**Task instructions:**
Produce a verbatim copy of the entries listed below.

[Collection entries]

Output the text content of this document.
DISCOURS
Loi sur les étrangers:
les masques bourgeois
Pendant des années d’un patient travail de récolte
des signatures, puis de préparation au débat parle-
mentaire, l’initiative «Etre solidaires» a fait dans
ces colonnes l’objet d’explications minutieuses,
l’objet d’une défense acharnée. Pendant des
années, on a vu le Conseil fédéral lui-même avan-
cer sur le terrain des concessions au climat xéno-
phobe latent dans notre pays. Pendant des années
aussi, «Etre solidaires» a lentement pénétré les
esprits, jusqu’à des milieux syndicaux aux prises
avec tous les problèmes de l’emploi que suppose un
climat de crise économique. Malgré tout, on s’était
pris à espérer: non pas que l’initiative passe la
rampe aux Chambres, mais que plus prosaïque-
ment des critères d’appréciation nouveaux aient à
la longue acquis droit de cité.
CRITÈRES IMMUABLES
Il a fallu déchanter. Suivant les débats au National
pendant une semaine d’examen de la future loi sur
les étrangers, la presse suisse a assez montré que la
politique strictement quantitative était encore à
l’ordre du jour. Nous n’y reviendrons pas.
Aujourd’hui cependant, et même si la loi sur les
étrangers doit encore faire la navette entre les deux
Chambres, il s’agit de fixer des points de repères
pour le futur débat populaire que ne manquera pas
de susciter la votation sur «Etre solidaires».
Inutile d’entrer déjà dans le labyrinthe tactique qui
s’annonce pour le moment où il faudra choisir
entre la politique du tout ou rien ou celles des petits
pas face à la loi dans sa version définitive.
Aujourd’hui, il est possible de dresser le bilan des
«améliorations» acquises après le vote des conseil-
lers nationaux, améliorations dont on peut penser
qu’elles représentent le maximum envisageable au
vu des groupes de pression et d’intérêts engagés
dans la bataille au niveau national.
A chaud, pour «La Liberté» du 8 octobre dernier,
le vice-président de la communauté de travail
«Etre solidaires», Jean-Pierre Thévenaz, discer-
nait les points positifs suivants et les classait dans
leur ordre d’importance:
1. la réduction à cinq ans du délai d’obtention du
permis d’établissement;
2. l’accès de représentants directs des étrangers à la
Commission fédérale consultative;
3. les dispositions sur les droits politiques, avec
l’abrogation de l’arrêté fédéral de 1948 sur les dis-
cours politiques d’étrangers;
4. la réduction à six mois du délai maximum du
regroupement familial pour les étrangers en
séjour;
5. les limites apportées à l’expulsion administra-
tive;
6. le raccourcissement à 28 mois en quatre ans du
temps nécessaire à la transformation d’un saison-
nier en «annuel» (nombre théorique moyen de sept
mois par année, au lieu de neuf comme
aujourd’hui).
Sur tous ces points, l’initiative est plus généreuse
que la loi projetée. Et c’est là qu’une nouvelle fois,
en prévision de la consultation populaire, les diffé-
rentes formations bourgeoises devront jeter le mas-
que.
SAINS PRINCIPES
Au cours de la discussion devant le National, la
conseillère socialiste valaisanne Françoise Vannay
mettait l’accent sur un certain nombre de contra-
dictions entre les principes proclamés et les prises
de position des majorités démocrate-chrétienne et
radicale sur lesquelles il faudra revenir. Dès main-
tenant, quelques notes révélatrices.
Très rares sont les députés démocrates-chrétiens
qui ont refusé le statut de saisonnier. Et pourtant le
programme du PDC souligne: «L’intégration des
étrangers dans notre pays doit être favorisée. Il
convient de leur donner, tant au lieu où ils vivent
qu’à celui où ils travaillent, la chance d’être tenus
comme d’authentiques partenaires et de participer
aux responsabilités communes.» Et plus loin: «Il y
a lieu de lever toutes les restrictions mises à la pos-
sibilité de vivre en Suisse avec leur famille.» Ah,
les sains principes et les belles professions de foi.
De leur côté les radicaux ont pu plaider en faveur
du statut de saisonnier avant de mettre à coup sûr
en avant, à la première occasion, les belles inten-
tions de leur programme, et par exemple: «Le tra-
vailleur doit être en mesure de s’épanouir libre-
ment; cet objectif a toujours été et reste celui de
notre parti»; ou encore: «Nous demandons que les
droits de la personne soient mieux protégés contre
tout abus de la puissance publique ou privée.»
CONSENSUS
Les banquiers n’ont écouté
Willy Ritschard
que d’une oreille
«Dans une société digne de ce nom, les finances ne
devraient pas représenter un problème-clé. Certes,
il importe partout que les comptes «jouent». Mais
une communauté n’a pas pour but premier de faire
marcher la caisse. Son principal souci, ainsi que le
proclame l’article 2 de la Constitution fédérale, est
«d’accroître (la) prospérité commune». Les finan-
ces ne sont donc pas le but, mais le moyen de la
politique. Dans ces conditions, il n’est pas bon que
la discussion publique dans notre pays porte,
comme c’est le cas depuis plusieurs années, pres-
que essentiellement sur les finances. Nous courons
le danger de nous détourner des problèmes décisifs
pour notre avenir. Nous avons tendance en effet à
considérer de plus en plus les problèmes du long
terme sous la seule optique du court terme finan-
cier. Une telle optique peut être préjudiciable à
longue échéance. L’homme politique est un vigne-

**Response:**
Output the text content of this document.
DISCOURS
Loi sur les étrangers:
les masques bourgeois
Pendant des années d’un patient travail de récolte
des signatures, puis de préparation au débat parle-
mentaire, l’initiative «Etre solidaires» a fait dans
ces colonnes l’objet d’explications minutieuses,
l’objet d’une défense acharnée. Pendant des
années, on a vu le Conseil fédéral lui-même avan-
cer sur le terrain des concessions au climat xéno-
phobe latent dans notre pays. Pendant des années
aussi, «Etre solidaires» a lentement pénétré les
esprits, jusqu’à des milieux syndicaux aux prises
avec tous les problèmes de l’emploi que suppose un
climat de crise économique. Malgré tout, on s’était
pris à espérer: non pas que l’initiative passe la
rampe aux Chambres, mais que plus prosaïque-
ment des critères d’appréciation nouveaux aient à
la longue acquis droit de cité.
CRITÈRES IMMUABLES
Il a fallu déchanter. Suivant les débats au National
pendant une semaine d’examen de la future loi sur
les étrangers, la presse suisse a assez montré que la
politique strictement quantitative était encore à
l’ordre du jour. Nous n’y reviendrons pas.
Aujourd’hui cependant, et même si la loi sur les
étrangers doit encore faire la navette entre les deux
Chambres, il s’agit de fixer des points de repères
pour le futur débat populaire que ne manquera pas
de susciter la votation sur «Etre solidaires».
Inutile d’entrer déjà dans le labyrinthe tactique qui
s’annonce pour le moment où il faudra choisir
entre la politique du tout ou rien ou celles des petits
pas face à la loi dans sa version définitive.
Aujourd’hui, il est possible de dresser le bilan des
«améliorations» acquises après le vote des conseil-
lers nationaux, améliorations dont on peut penser
qu’elles représentent le maximum envisageable au
vu des groupes de pression et d’intérêts engagés
dans la bataille au niveau national.
A chaud, pour «La Liberté» du 8 octobre dernier,
le vice-président de la communauté de travail
«Etre solidaires», Jean-Pierre Thévenaz, discer-
nait les points positifs suivants et les classait dans
leur ordre d’importance:
1. la réduction à cinq ans du délai d’obtention du
permis d’établissement;
2. l’accès de représentants directs des étrangers à la
Commission fédérale consultative;
3. les dispositions sur les droits politiques, avec
l’abrogation de l’arrêté fédéral de 1948 sur les dis-
cours politiques d’étrangers;
4. la réduction à six mois du délai maximum du
regroupement familial pour les étrangers en
séjour;
5. les limites apportées à l’expulsion administra-
tive;
6. le raccourcissement à 28 mois en quatre ans du
temps nécessaire à la transformation d’un saison-
nier en «annuel» (nombre théorique moyen de sept
mois par année, au lieu de neuf comme
aujourd’hui).
Sur tous ces points, l’initiative est plus généreuse
que la loi projetée. Et c’est là qu’une nouvelle fois,
en prévision de la consultation populaire, les diffé-
rentes formations bourgeoises devront jeter le mas-
que.
SAINS PRINCIPES
Au cours de la discussion devant le National, la
conseillère socialiste valaisanne Françoise Vannay
mettait l’accent sur un certain nombre de contra-
dictions entre les principes proclamés et les prises
de position des majorités démocrate-chrétienne et
radicale sur lesquelles il faudra revenir. Dès main-
tenant, quelques notes révélatrices.
Très rares sont les députés démocrates-chrétiens
qui ont refusé le statut de saisonnier. Et pourtant le
programme du PDC souligne: «L’intégration des
étrangers dans notre pays doit être favorisée. Il
convient de leur donner, tant au lieu où ils vivent
qu’à celui où ils travaillent, la chance d’être tenus
comme d’authentiques partenaires et de participer
aux responsabilités communes.» Et plus loin: «Il y
a lieu de lever toutes les restrictions mises à la pos-
sibilité de vivre en Suisse avec leur famille.» Ah,
les sains principes et les belles professions de foi.
De leur côté les radicaux ont pu plaider en faveur
du statut de saisonnier avant de mettre à coup sûr
en avant, à la première occasion, les belles inten-
tions de leur programme, et par exemple: «Le tra-
vailleur doit être en mesure de s’épanouir libre-
ment; cet objectif a toujours été et reste celui de
notre parti»; ou encore: «Nous demandons que les
droits de la personne soient mieux protégés contre
tout abus de la puissance publique ou privée.»
CONSENSUS
Les banquiers n’ont écouté
Willy Ritschard
que d’une oreille
«Dans une société digne de ce nom, les finances ne
devraient pas représenter un problème-clé. Certes,
il importe partout que les comptes «jouent». Mais
une communauté n’a pas pour but premier de faire
marcher la caisse. Son principal souci, ainsi que le
proclame l’article 2 de la Constitution fédérale, est
«d’accroître (la) prospérité commune». Les finan-
ces ne sont donc pas le but, mais le moyen de la
politique. Dans ces conditions, il n’est pas bon que
la discussion publique dans notre pays porte,
comme c’est le cas depuis plusieurs années, pres-
que essentiellement sur les finances. Nous courons
le danger de nous détourner des problèmes décisifs
pour notre avenir. Nous avons tendance en effet à
considérer de plus en plus les problèmes du long
terme sous la seule optique du court terme finan-
cier. Une telle optique peut être préjudiciable à
longue échéance. L’homme politique est un vigne-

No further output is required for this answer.